AIM OF THE EXERCISE: Write out the material exactly. Do not include the pictures.

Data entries
··········
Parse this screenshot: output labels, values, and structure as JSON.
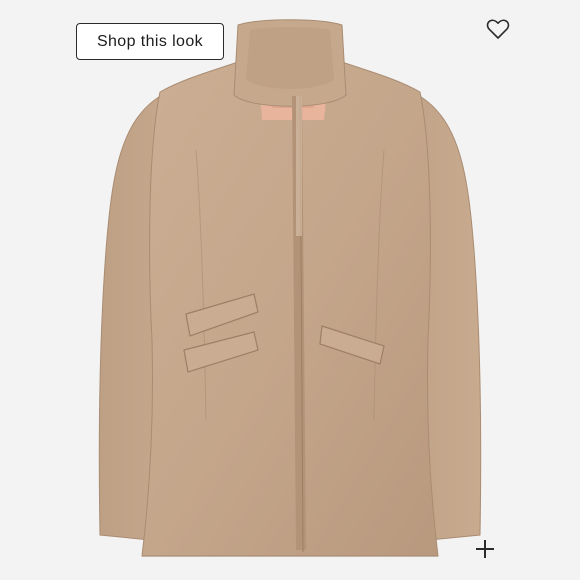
{
  "toolbar": {
    "shop_label": "Shop this look",
    "like_icon": "heart-outline-icon",
    "zoom_icon": "plus-icon"
  },
  "product": {
    "coat_color": "#c4a68b",
    "lining_color": "#e9b49c",
    "background_color": "#f3f3f3"
  }
}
··········
RESPONSE TO THIS EXERCISE:
Parse this screenshot: output labels, values, and structure as JSON.
{
  "toolbar": {
    "shop_label": "Shop this look",
    "like_icon": "heart-outline-icon",
    "zoom_icon": "plus-icon"
  },
  "product": {
    "coat_color": "#c4a68b",
    "lining_color": "#e9b49c",
    "background_color": "#f3f3f3"
  }
}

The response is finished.